- _The data_
----------
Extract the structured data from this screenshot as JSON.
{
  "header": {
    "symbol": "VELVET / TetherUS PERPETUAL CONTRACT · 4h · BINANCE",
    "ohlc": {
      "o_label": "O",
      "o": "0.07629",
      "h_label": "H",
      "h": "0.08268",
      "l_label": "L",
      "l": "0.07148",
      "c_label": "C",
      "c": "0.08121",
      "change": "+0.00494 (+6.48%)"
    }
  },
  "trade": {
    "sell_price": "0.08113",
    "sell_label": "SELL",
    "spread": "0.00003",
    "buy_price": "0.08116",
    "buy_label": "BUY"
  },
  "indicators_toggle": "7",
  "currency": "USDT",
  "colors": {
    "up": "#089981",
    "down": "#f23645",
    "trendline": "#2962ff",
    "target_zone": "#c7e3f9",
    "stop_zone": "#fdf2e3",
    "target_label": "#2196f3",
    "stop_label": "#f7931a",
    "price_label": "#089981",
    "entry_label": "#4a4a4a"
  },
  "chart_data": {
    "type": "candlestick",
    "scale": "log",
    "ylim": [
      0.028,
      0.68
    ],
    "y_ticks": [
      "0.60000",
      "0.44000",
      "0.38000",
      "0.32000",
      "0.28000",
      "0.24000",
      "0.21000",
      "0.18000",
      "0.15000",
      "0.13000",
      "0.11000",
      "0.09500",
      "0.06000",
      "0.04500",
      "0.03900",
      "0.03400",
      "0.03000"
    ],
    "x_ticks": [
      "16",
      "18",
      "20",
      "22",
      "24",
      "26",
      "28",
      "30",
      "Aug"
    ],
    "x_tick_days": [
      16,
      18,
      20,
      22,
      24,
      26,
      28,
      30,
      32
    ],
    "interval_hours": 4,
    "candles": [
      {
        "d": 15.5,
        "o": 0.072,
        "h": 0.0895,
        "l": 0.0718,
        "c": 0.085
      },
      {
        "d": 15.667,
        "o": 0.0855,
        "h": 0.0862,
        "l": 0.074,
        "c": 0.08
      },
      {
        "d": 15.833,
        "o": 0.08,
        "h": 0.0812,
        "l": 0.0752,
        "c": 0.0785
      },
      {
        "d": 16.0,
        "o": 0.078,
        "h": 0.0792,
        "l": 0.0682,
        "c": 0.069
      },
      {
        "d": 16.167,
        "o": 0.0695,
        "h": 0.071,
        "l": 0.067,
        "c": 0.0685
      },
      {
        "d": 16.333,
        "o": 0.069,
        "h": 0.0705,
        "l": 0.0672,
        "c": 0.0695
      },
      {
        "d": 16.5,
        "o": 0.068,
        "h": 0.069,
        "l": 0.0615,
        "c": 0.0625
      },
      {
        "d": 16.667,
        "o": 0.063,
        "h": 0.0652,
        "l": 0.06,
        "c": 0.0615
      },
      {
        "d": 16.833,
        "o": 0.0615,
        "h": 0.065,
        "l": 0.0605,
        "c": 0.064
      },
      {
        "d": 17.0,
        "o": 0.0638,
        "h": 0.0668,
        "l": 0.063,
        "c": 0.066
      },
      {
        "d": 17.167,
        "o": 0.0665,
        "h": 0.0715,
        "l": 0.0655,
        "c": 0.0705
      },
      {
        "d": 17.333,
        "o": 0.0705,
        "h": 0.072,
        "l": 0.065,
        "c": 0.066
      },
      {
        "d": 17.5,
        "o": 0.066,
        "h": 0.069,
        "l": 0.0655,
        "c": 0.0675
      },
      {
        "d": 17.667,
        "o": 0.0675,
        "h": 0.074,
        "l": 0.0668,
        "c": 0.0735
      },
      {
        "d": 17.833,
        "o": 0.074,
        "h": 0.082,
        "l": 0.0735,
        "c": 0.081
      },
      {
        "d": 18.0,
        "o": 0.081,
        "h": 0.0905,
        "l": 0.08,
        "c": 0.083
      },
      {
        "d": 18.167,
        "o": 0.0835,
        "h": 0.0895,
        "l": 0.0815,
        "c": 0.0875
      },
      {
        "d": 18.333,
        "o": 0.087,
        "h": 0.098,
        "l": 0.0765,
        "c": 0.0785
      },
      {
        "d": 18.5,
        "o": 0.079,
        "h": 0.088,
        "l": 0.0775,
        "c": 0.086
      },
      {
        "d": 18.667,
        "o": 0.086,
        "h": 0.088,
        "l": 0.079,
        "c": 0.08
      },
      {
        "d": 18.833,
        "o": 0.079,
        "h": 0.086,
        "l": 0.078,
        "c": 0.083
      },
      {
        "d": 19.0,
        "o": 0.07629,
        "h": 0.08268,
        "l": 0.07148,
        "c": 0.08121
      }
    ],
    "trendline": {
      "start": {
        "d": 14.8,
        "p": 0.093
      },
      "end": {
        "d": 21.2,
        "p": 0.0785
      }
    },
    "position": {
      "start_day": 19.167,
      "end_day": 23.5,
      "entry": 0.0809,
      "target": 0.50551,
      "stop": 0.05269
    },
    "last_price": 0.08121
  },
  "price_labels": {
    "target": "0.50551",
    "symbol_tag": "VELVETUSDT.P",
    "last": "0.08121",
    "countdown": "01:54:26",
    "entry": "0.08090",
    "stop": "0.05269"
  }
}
----------
- _What you need to do_
The records above should be returned exactly.

- _Exercise result_
Extract the structured data from this screenshot as JSON.
{
  "header": {
    "symbol": "VELVET / TetherUS PERPETUAL CONTRACT · 4h · BINANCE",
    "ohlc": {
      "o_label": "O",
      "o": "0.07629",
      "h_label": "H",
      "h": "0.08268",
      "l_label": "L",
      "l": "0.07148",
      "c_label": "C",
      "c": "0.08121",
      "change": "+0.00494 (+6.48%)"
    }
  },
  "trade": {
    "sell_price": "0.08113",
    "sell_label": "SELL",
    "spread": "0.00003",
    "buy_price": "0.08116",
    "buy_label": "BUY"
  },
  "indicators_toggle": "7",
  "currency": "USDT",
  "colors": {
    "up": "#089981",
    "down": "#f23645",
    "trendline": "#2962ff",
    "target_zone": "#c7e3f9",
    "stop_zone": "#fdf2e3",
    "target_label": "#2196f3",
    "stop_label": "#f7931a",
    "price_label": "#089981",
    "entry_label": "#4a4a4a"
  },
  "chart_data": {
    "type": "candlestick",
    "scale": "log",
    "ylim": [
      0.028,
      0.68
    ],
    "y_ticks": [
      "0.60000",
      "0.44000",
      "0.38000",
      "0.32000",
      "0.28000",
      "0.24000",
      "0.21000",
      "0.18000",
      "0.15000",
      "0.13000",
      "0.11000",
      "0.09500",
      "0.06000",
      "0.04500",
      "0.03900",
      "0.03400",
      "0.03000"
    ],
    "x_ticks": [
      "16",
      "18",
      "20",
      "22",
      "24",
      "26",
      "28",
      "30",
      "Aug"
    ],
    "x_tick_days": [
      16,
      18,
      20,
      22,
      24,
      26,
      28,
      30,
      32
    ],
    "interval_hours": 4,
    "candles": [
      {
        "d": 15.5,
        "o": 0.072,
        "h": 0.0895,
        "l": 0.0718,
        "c": 0.085
      },
      {
        "d": 15.667,
        "o": 0.0855,
        "h": 0.0862,
        "l": 0.074,
        "c": 0.08
      },
      {
        "d": 15.833,
        "o": 0.08,
        "h": 0.0812,
        "l": 0.0752,
        "c": 0.0785
      },
      {
        "d": 16.0,
        "o": 0.078,
        "h": 0.0792,
        "l": 0.0682,
        "c": 0.069
      },
      {
        "d": 16.167,
        "o": 0.0695,
        "h": 0.071,
        "l": 0.067,
        "c": 0.0685
      },
      {
        "d": 16.333,
        "o": 0.069,
        "h": 0.0705,
        "l": 0.0672,
        "c": 0.0695
      },
      {
        "d": 16.5,
        "o": 0.068,
        "h": 0.069,
        "l": 0.0615,
        "c": 0.0625
      },
      {
        "d": 16.667,
        "o": 0.063,
        "h": 0.0652,
        "l": 0.06,
        "c": 0.0615
      },
      {
        "d": 16.833,
        "o": 0.0615,
        "h": 0.065,
        "l": 0.0605,
        "c": 0.064
      },
      {
        "d": 17.0,
        "o": 0.0638,
        "h": 0.0668,
        "l": 0.063,
        "c": 0.066
      },
      {
        "d": 17.167,
        "o": 0.0665,
        "h": 0.0715,
        "l": 0.0655,
        "c": 0.0705
      },
      {
        "d": 17.333,
        "o": 0.0705,
        "h": 0.072,
        "l": 0.065,
        "c": 0.066
      },
      {
        "d": 17.5,
        "o": 0.066,
        "h": 0.069,
        "l": 0.0655,
        "c": 0.0675
      },
      {
        "d": 17.667,
        "o": 0.0675,
        "h": 0.074,
        "l": 0.0668,
        "c": 0.0735
      },
      {
        "d": 17.833,
        "o": 0.074,
        "h": 0.082,
        "l": 0.0735,
        "c": 0.081
      },
      {
        "d": 18.0,
        "o": 0.081,
        "h": 0.0905,
        "l": 0.08,
        "c": 0.083
      },
      {
        "d": 18.167,
        "o": 0.0835,
        "h": 0.0895,
        "l": 0.0815,
        "c": 0.0875
      },
      {
        "d": 18.333,
        "o": 0.087,
        "h": 0.098,
        "l": 0.0765,
        "c": 0.0785
      },
      {
        "d": 18.5,
        "o": 0.079,
        "h": 0.088,
        "l": 0.0775,
        "c": 0.086
      },
      {
        "d": 18.667,
        "o": 0.086,
        "h": 0.088,
        "l": 0.079,
        "c": 0.08
      },
      {
        "d": 18.833,
        "o": 0.079,
        "h": 0.086,
        "l": 0.078,
        "c": 0.083
      },
      {
        "d": 19.0,
        "o": 0.07629,
        "h": 0.08268,
        "l": 0.07148,
        "c": 0.08121
      }
    ],
    "trendline": {
      "start": {
        "d": 14.8,
        "p": 0.093
      },
      "end": {
        "d": 21.2,
        "p": 0.0785
      }
    },
    "position": {
      "start_day": 19.167,
      "end_day": 23.5,
      "entry": 0.0809,
      "target": 0.50551,
      "stop": 0.05269
    },
    "last_price": 0.08121
  },
  "price_labels": {
    "target": "0.50551",
    "symbol_tag": "VELVETUSDT.P",
    "last": "0.08121",
    "countdown": "01:54:26",
    "entry": "0.08090",
    "stop": "0.05269"
  }
}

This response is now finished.